--- Selected excerpt ---
To make fusion reactions take place requires the fuel to be heated to tremendously high temperatures (over 100 million degrees), so that it enters an electrically-conducting state beyond that of a gas. This state of matter is called plasma. The plasma must also be maintained long enough for the reactions to occur.

Fusion is the energy source that powers the sun and stars. In these natural fusion reactors, it is gravity that confines the plasma in a wonderfully stable and long-lived configuration. A human-scale fusion reactor must also use a non-material container, but to make the reactor small enough, it must use a much stronger force than gravity: the force of a magnetic field. ITER is to be a magnetic confinement device of the type called a tokamak, which has a toroidal (donut-shaped) configuration and a strong, confining magnetic field. The tokamak configuration has been under study by fusion plasma scientists since the 1960s, and has proven to have the best confinement of all the configurations so far envisioned.

Even so, the achievement of sufficiently good confinement of the plasma to permit useful release of energy has turned out to be far more difficult than the first fusion researchers hoped. Many important optimizations have been discovered and developed. One unavoidable way to obtain sufficient confinement is to make the plasma large. The existing large tokamak experiments typically have plasma radii of three meters. Fueled with the most reactive isotopes of hydrogen, those tokamaks demonstrated substantial release of fusion energy. For example, the world’s largest tokamak, JET (Joint European Torus), obtained up to 16 megawatts of fusion reactions for just under a second. But, to sustain the plasma in these devices required additional heating that was larger.

The next big step in fusion development is to create a plasma that keeps itself hot by the energy released in its own fusion reactions. The ITER international collaboration has developed a design to sustain such a so-called “burning plasma,” generating about 500 megawatts of fusion reactions for approximately 1,000 seconds. To achieve this requires a plasma about twice as large, and also requires the use of superconducting magnets that consume negligible electric power for their operation.

Because of its size and technological complexity, ITER will cost about $5 billion to construct. It is not a commercial power plant, nor even an engineering demonstration plant; it is an experiment that is designed to establish the scientific feasibility of controlled fusion. Sharing its significant cost is one motivation for pursuing it as an international collaboration. But other motivations include the long-term nature of fusion research. ITER will take about 10 years to build. A road map recently developed in the United States for a relatively fast-track to fusion envisages over 30 years before fusion would be sufficiently developed for commercial deployment. Therefore, fusion is a technological grand challenge that is not dominated by short-term economic competition, and is ideal for international cooperation. Indeed, ITER will be one of the largest joint-scientific projects ever undertaken by an international consortium. The present ITER partners are the European Community, Japan, the United States, Russia, China, and South Korea.

The long development time of fusion could be a handicap, though. It serves to discourage some policy-makers from a major commitment to its research, and it breeds skepticism in fusion’s critics. As the earlier ITER engineering design activity neared its end in the mid-1990s, major cuts in the U.S. fusion research budget led to a change of U.S. Department of Energy policy for fusion, and to an eventual pull-out from the ITER project, of which the United States had initially been one of the leaders. With the closure of our largest tokamak and of several smaller experiments, the canceling of a major, planned follow-up device, and deep cuts in funding for other national fusion facilities, the U.S. fusion community recognized that its research program had to be reoriented to focus on the underlying fusion science of plasma physics and related engineering. We did not then have a program that was truly one of fusion energy development. Thankfully, the United States rejoined the ITER project in 2003, but in a much more junior role, reflecting the fact that U.S. fusion research funding is very modest (about $290 million in fiscal year 2006), less than half the level of Europe’s efforts.
--- Given material ---
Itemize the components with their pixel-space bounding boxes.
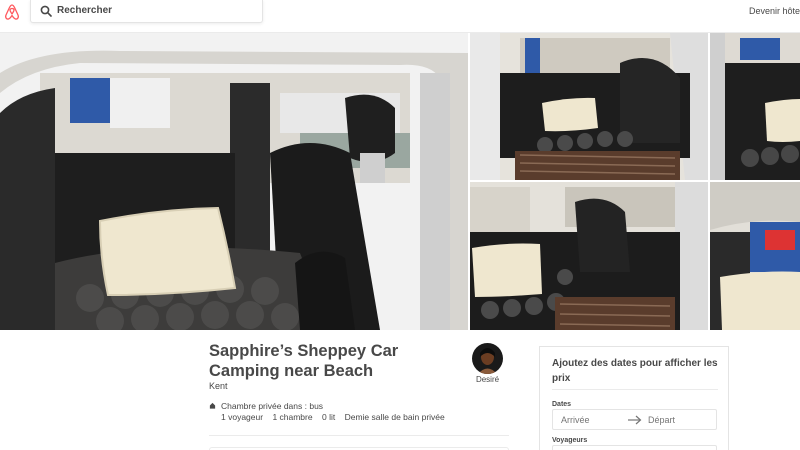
---
**Short task**
Echo the passage on fusion energy and ITER word for word, starting with "To make fusion" and going on through "reactions to occur.". This material plays no part in what follows.

**Complete answer**
To make fusion reactions take place requires the fuel to be heated to tremendously high temperatures (over 100 million degrees), so that it enters an electrically-conducting state beyond that of a gas. This state of matter is called plasma. The plasma must also be maintained long enough for the reactions to occur.